**Work instructions**.
Repeat each record exactly. Any picture gets left out.

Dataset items
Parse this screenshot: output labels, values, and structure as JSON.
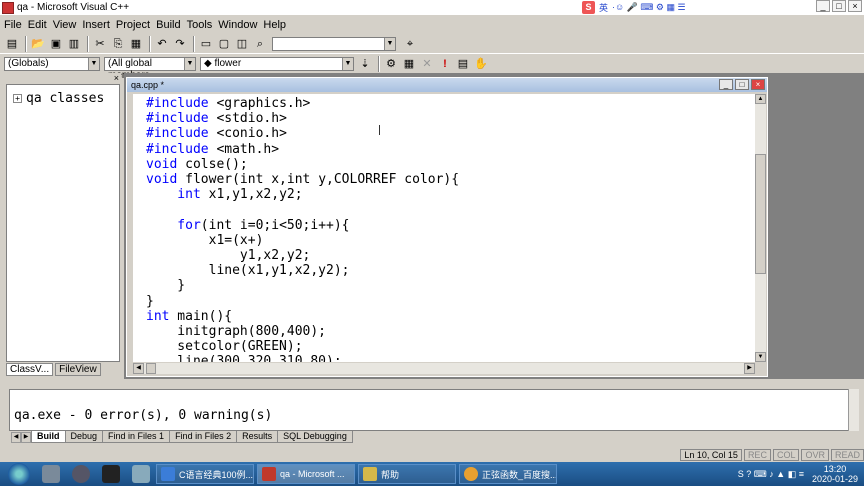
{
  "window": {
    "title": "qa - Microsoft Visual C++"
  },
  "ime": {
    "brand": "S",
    "lang": "英",
    "extra": "·☺ 🎤 ⌨ ⚙ ▦ ☰"
  },
  "menu": [
    "File",
    "Edit",
    "View",
    "Insert",
    "Project",
    "Build",
    "Tools",
    "Window",
    "Help"
  ],
  "toolbar2": {
    "scope": "(Globals)",
    "members": "(All global members",
    "function": "◆ flower"
  },
  "classview": {
    "root": "qa classes",
    "tabs": [
      "ClassV...",
      "FileView"
    ]
  },
  "document": {
    "title": "qa.cpp *",
    "lines": [
      {
        "kw": "#include",
        "rest": " <graphics.h>"
      },
      {
        "kw": "#include",
        "rest": " <stdio.h>"
      },
      {
        "kw": "#include",
        "rest": " <conio.h>"
      },
      {
        "kw": "#include",
        "rest": " <math.h>"
      },
      {
        "kw": "void",
        "rest": " colse();"
      },
      {
        "kw": "void",
        "rest": " flower(int x,int y,COLORREF color){"
      },
      {
        "kw": "    int",
        "rest": " x1,y1,x2,y2;"
      },
      {
        "kw": "",
        "rest": ""
      },
      {
        "kw": "    for",
        "rest": "(int i=0;i<50;i++){"
      },
      {
        "kw": "",
        "rest": "        x1=(x+)"
      },
      {
        "kw": "",
        "rest": "            y1,x2,y2;"
      },
      {
        "kw": "",
        "rest": "        line(x1,y1,x2,y2);"
      },
      {
        "kw": "",
        "rest": "    }"
      },
      {
        "kw": "",
        "rest": "}"
      },
      {
        "kw": "int",
        "rest": " main(){"
      },
      {
        "kw": "",
        "rest": "    initgraph(800,400);"
      },
      {
        "kw": "",
        "rest": "    setcolor(GREEN);"
      },
      {
        "kw": "",
        "rest": "    line(300,320,310,80);"
      }
    ]
  },
  "output": {
    "message": "qa.exe - 0 error(s), 0 warning(s)",
    "tabs": [
      "Build",
      "Debug",
      "Find in Files 1",
      "Find in Files 2",
      "Results",
      "SQL Debugging"
    ]
  },
  "status": {
    "position": "Ln 10, Col 15",
    "flags": [
      "REC",
      "COL",
      "OVR",
      "READ"
    ]
  },
  "taskbar": {
    "tasks": [
      {
        "label": "C语言经典100例...",
        "color": "#3b7dd8"
      },
      {
        "label": "qa - Microsoft ...",
        "color": "#c0392b"
      },
      {
        "label": "帮助",
        "color": "#d4b84a"
      },
      {
        "label": "正弦函数_百度搜...",
        "color": "#e8a030"
      }
    ],
    "time": "13:20",
    "date": "2020-01-29"
  }
}
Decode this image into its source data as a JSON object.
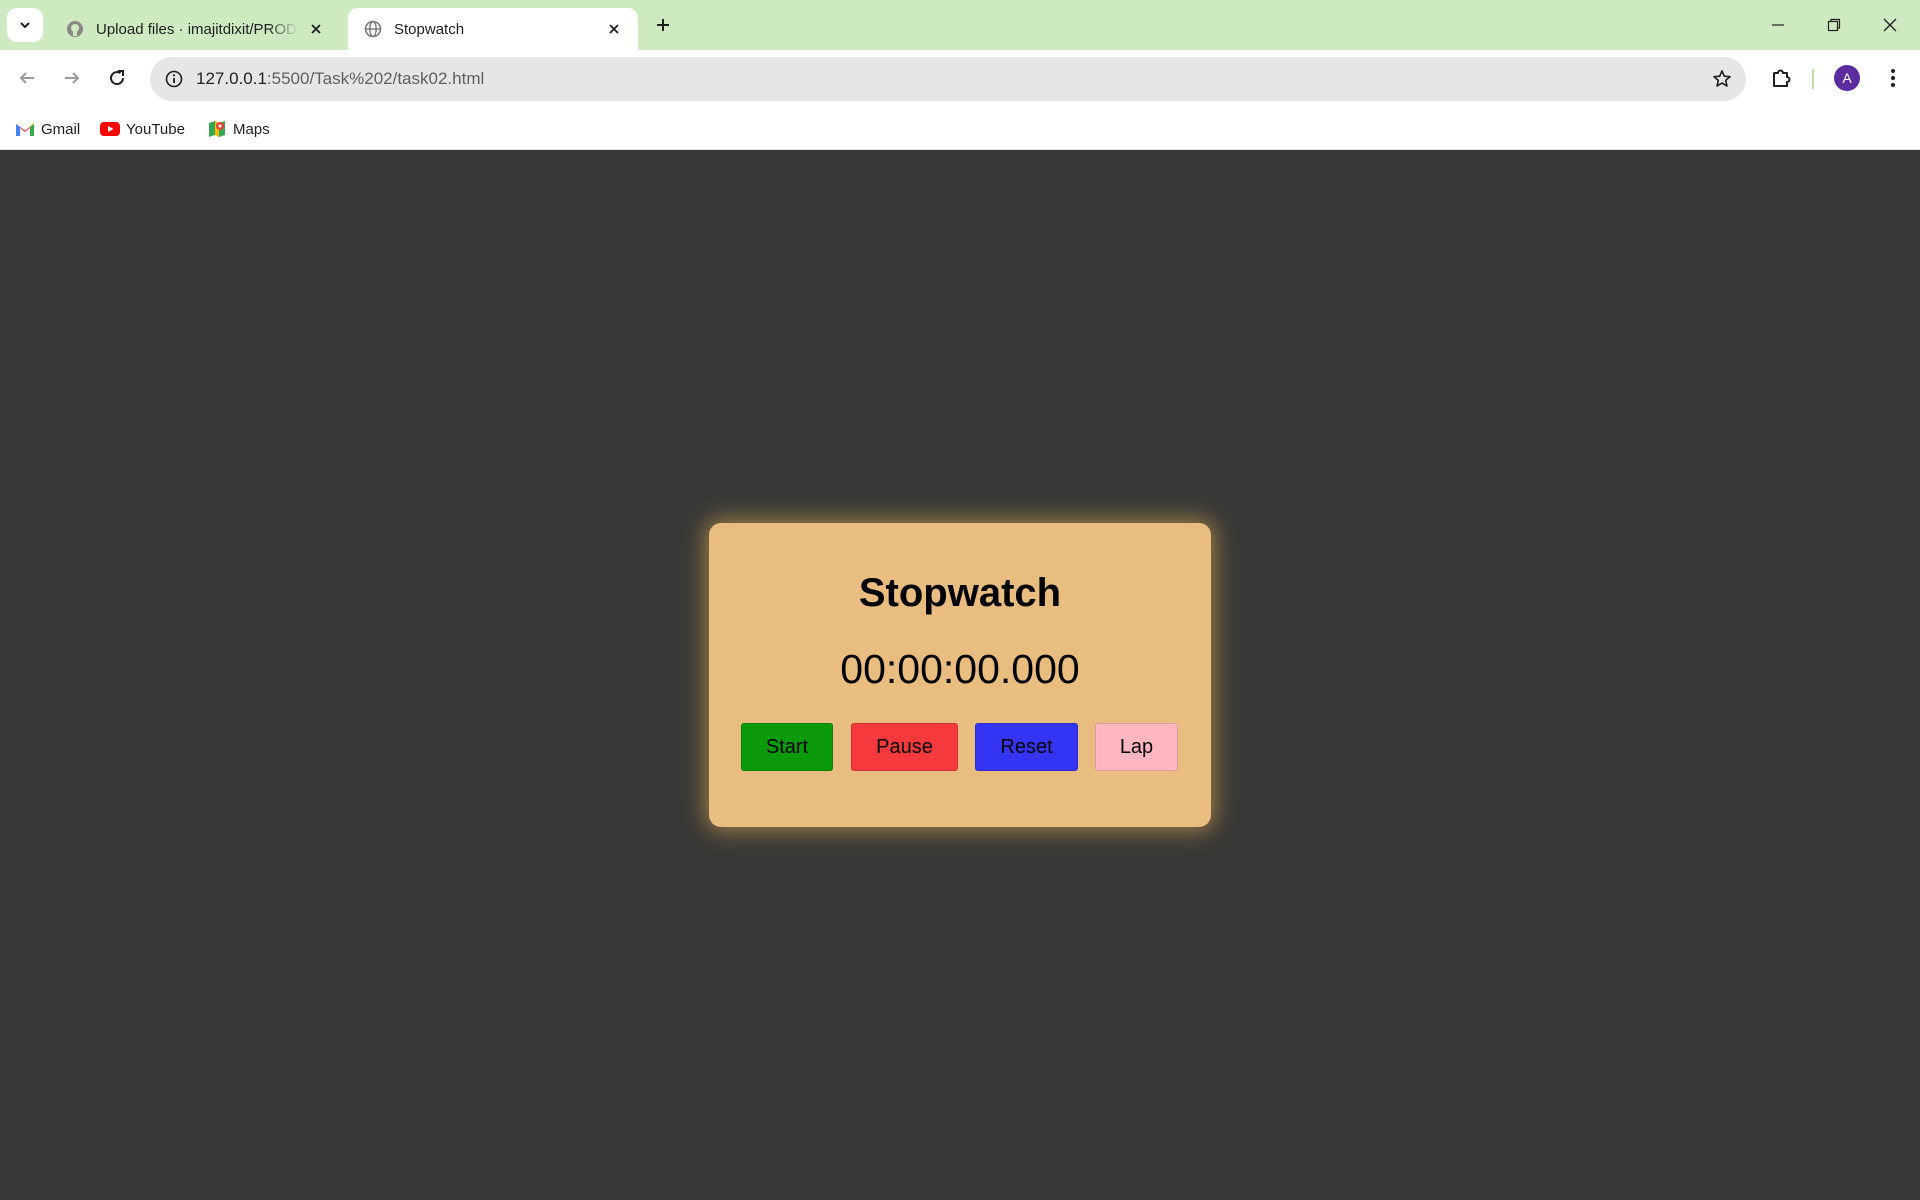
{
  "browser": {
    "tabs": [
      {
        "title": "Upload files · imajitdixit/PRODIGY",
        "favicon": "github-icon",
        "active": false
      },
      {
        "title": "Stopwatch",
        "favicon": "globe-icon",
        "active": true
      }
    ],
    "address": {
      "host": "127.0.0.1",
      "path": ":5500/Task%202/task02.html"
    },
    "profile_initial": "A",
    "bookmarks": [
      {
        "label": "Gmail",
        "icon": "gmail-icon"
      },
      {
        "label": "YouTube",
        "icon": "youtube-icon"
      },
      {
        "label": "Maps",
        "icon": "maps-icon"
      }
    ]
  },
  "stopwatch": {
    "title": "Stopwatch",
    "time": "00:00:00.000",
    "buttons": {
      "start": "Start",
      "pause": "Pause",
      "reset": "Reset",
      "lap": "Lap"
    }
  },
  "colors": {
    "page_bg": "#3a3937",
    "card_bg": "#e9bd7f",
    "start": "#0a9a0a",
    "pause": "#f5393c",
    "reset": "#3434f5",
    "lap": "#ffb6c1",
    "tabstrip": "#cdeac0"
  }
}
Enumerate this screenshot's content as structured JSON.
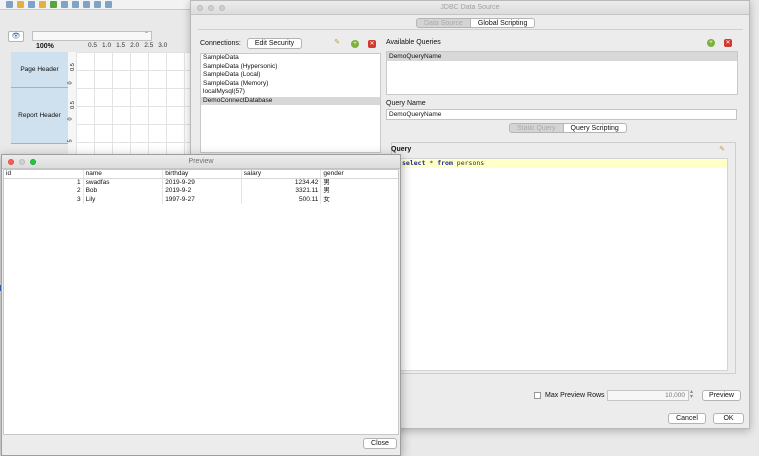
{
  "designer": {
    "zoom": "100%",
    "ruler_ticks": [
      "0.5",
      "1.0",
      "1.5",
      "2.0",
      "2.5",
      "3.0"
    ],
    "vertical_ruler_ticks": [
      "0.5",
      "0",
      "0.5",
      "0",
      "5"
    ],
    "bands": [
      "Page Header",
      "Report Header"
    ]
  },
  "jdbc": {
    "title": "JDBC Data Source",
    "tabs": [
      "Data Source",
      "Global Scripting"
    ],
    "connections_label": "Connections:",
    "edit_security": "Edit Security",
    "connections": [
      "SampleData",
      "SampleData (Hypersonic)",
      "SampleData (Local)",
      "SampleData (Memory)",
      "localMysql(57)",
      "DemoConnectDatabase"
    ],
    "selected_connection": 5,
    "available_queries_label": "Available Queries",
    "queries": [
      "DemoQueryName"
    ],
    "query_name_label": "Query Name",
    "query_name_value": "DemoQueryName",
    "query_tabs": [
      "Static Query",
      "Query Scripting"
    ],
    "query_label": "Query",
    "query_sql": {
      "kw1": "select",
      "star": " * ",
      "kw2": "from",
      "table": " persons"
    },
    "max_preview_rows_label": "Max Preview Rows",
    "max_preview_rows_value": "10,000",
    "preview_button": "Preview",
    "cancel_button": "Cancel",
    "ok_button": "OK"
  },
  "preview": {
    "title": "Preview",
    "columns": [
      "id",
      "name",
      "birthday",
      "salary",
      "gender"
    ],
    "rows": [
      {
        "id": "1",
        "name": "swadfas",
        "birthday": "2019-9-29",
        "salary": "1234.42",
        "gender": "男"
      },
      {
        "id": "2",
        "name": "Bob",
        "birthday": "2019-9-2",
        "salary": "3321.11",
        "gender": "男"
      },
      {
        "id": "3",
        "name": "Lily",
        "birthday": "1997-9-27",
        "salary": "500.11",
        "gender": "女"
      }
    ],
    "close_button": "Close"
  },
  "colors": {
    "accent_red": "#d23a2f",
    "accent_green": "#7bb13c",
    "query_highlight": "#ffffc8",
    "sql_keyword": "#1d2ba3"
  }
}
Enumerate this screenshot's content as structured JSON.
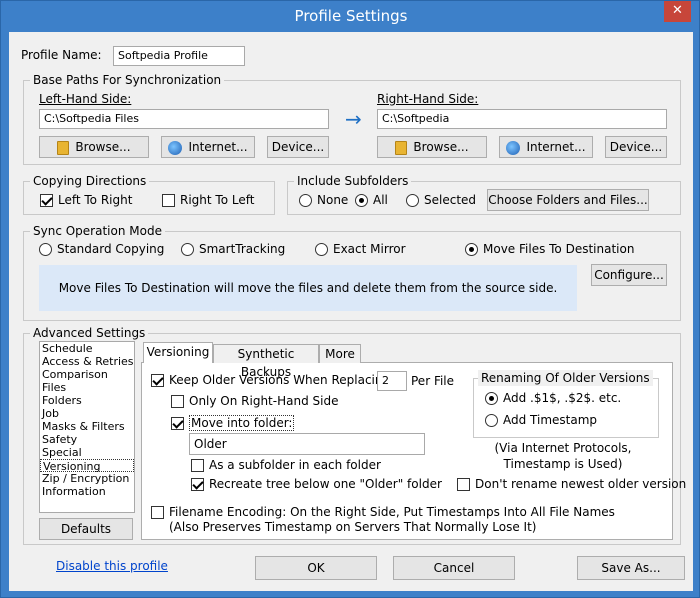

**Expected output**.
Parse this screenshot: output labels, values, and structure as JSON.
{
  "window": {
    "title": "qa - Microsoft Visual C++"
  },
  "ime": {
    "brand": "S",
    "lang": "英",
    "extra": "·☺ 🎤 ⌨ ⚙ ▦ ☰"
  },
  "menu": [
    "File",
    "Edit",
    "View",
    "Insert",
    "Project",
    "Build",
    "Tools",
    "Window",
    "Help"
  ],
  "toolbar2": {
    "scope": "(Globals)",
    "members": "(All global members",
    "function": "◆ flower"
  },
  "classview": {
    "root": "qa classes",
    "tabs": [
      "ClassV...",
      "FileView"
    ]
  },
  "document": {
    "title": "qa.cpp *",
    "lines": [
      {
        "kw": "#include",
        "rest": " <graphics.h>"
      },
      {
        "kw": "#include",
        "rest": " <stdio.h>"
      },
      {
        "kw": "#include",
        "rest": " <conio.h>"
      },
      {
        "kw": "#include",
        "rest": " <math.h>"
      },
      {
        "kw": "void",
        "rest": " colse();"
      },
      {
        "kw": "void",
        "rest": " flower(int x,int y,COLORREF color){"
      },
      {
        "kw": "    int",
        "rest": " x1,y1,x2,y2;"
      },
      {
        "kw": "",
        "rest": ""
      },
      {
        "kw": "    for",
        "rest": "(int i=0;i<50;i++){"
      },
      {
        "kw": "",
        "rest": "        x1=(x+)"
      },
      {
        "kw": "",
        "rest": "            y1,x2,y2;"
      },
      {
        "kw": "",
        "rest": "        line(x1,y1,x2,y2);"
      },
      {
        "kw": "",
        "rest": "    }"
      },
      {
        "kw": "",
        "rest": "}"
      },
      {
        "kw": "int",
        "rest": " main(){"
      },
      {
        "kw": "",
        "rest": "    initgraph(800,400);"
      },
      {
        "kw": "",
        "rest": "    setcolor(GREEN);"
      },
      {
        "kw": "",
        "rest": "    line(300,320,310,80);"
      }
    ]
  },
  "output": {
    "message": "qa.exe - 0 error(s), 0 warning(s)",
    "tabs": [
      "Build",
      "Debug",
      "Find in Files 1",
      "Find in Files 2",
      "Results",
      "SQL Debugging"
    ]
  },
  "status": {
    "position": "Ln 10, Col 15",
    "flags": [
      "REC",
      "COL",
      "OVR",
      "READ"
    ]
  },
  "taskbar": {
    "tasks": [
      {
        "label": "C语言经典100例...",
        "color": "#3b7dd8"
      },
      {
        "label": "qa - Microsoft ...",
        "color": "#c0392b"
      },
      {
        "label": "帮助",
        "color": "#d4b84a"
      },
      {
        "label": "正弦函数_百度搜...",
        "color": "#e8a030"
      }
    ],
    "time": "13:20",
    "date": "2020-01-29"
  }
}
Decode this image into its source data as a JSON object.
{
  "browser": {
    "tabs": [
      {
        "title": "Upload files · imajitdixit/PRODIGY",
        "favicon": "github-icon",
        "active": false
      },
      {
        "title": "Stopwatch",
        "favicon": "globe-icon",
        "active": true
      }
    ],
    "address": {
      "host": "127.0.0.1",
      "path": ":5500/Task%202/task02.html"
    },
    "profile_initial": "A",
    "bookmarks": [
      {
        "label": "Gmail",
        "icon": "gmail-icon"
      },
      {
        "label": "YouTube",
        "icon": "youtube-icon"
      },
      {
        "label": "Maps",
        "icon": "maps-icon"
      }
    ]
  },
  "stopwatch": {
    "title": "Stopwatch",
    "time": "00:00:00.000",
    "buttons": {
      "start": "Start",
      "pause": "Pause",
      "reset": "Reset",
      "lap": "Lap"
    }
  },
  "colors": {
    "page_bg": "#3a3937",
    "card_bg": "#e9bd7f",
    "start": "#0a9a0a",
    "pause": "#f5393c",
    "reset": "#3434f5",
    "lap": "#ffb6c1",
    "tabstrip": "#cdeac0"
  }
}
Enumerate this screenshot's content as structured JSON.
{
  "designer": {
    "zoom": "100%",
    "ruler_ticks": [
      "0.5",
      "1.0",
      "1.5",
      "2.0",
      "2.5",
      "3.0"
    ],
    "vertical_ruler_ticks": [
      "0.5",
      "0",
      "0.5",
      "0",
      "5"
    ],
    "bands": [
      "Page Header",
      "Report Header"
    ]
  },
  "jdbc": {
    "title": "JDBC Data Source",
    "tabs": [
      "Data Source",
      "Global Scripting"
    ],
    "connections_label": "Connections:",
    "edit_security": "Edit Security",
    "connections": [
      "SampleData",
      "SampleData (Hypersonic)",
      "SampleData (Local)",
      "SampleData (Memory)",
      "localMysql(57)",
      "DemoConnectDatabase"
    ],
    "selected_connection": 5,
    "available_queries_label": "Available Queries",
    "queries": [
      "DemoQueryName"
    ],
    "query_name_label": "Query Name",
    "query_name_value": "DemoQueryName",
    "query_tabs": [
      "Static Query",
      "Query Scripting"
    ],
    "query_label": "Query",
    "query_sql": {
      "kw1": "select",
      "star": " * ",
      "kw2": "from",
      "table": " persons"
    },
    "max_preview_rows_label": "Max Preview Rows",
    "max_preview_rows_value": "10,000",
    "preview_button": "Preview",
    "cancel_button": "Cancel",
    "ok_button": "OK"
  },
  "preview": {
    "title": "Preview",
    "columns": [
      "id",
      "name",
      "birthday",
      "salary",
      "gender"
    ],
    "rows": [
      {
        "id": "1",
        "name": "swadfas",
        "birthday": "2019-9-29",
        "salary": "1234.42",
        "gender": "男"
      },
      {
        "id": "2",
        "name": "Bob",
        "birthday": "2019-9-2",
        "salary": "3321.11",
        "gender": "男"
      },
      {
        "id": "3",
        "name": "Lily",
        "birthday": "1997-9-27",
        "salary": "500.11",
        "gender": "女"
      }
    ],
    "close_button": "Close"
  },
  "colors": {
    "accent_red": "#d23a2f",
    "accent_green": "#7bb13c",
    "query_highlight": "#ffffc8",
    "sql_keyword": "#1d2ba3"
  }
}
Enumerate this screenshot's content as structured JSON.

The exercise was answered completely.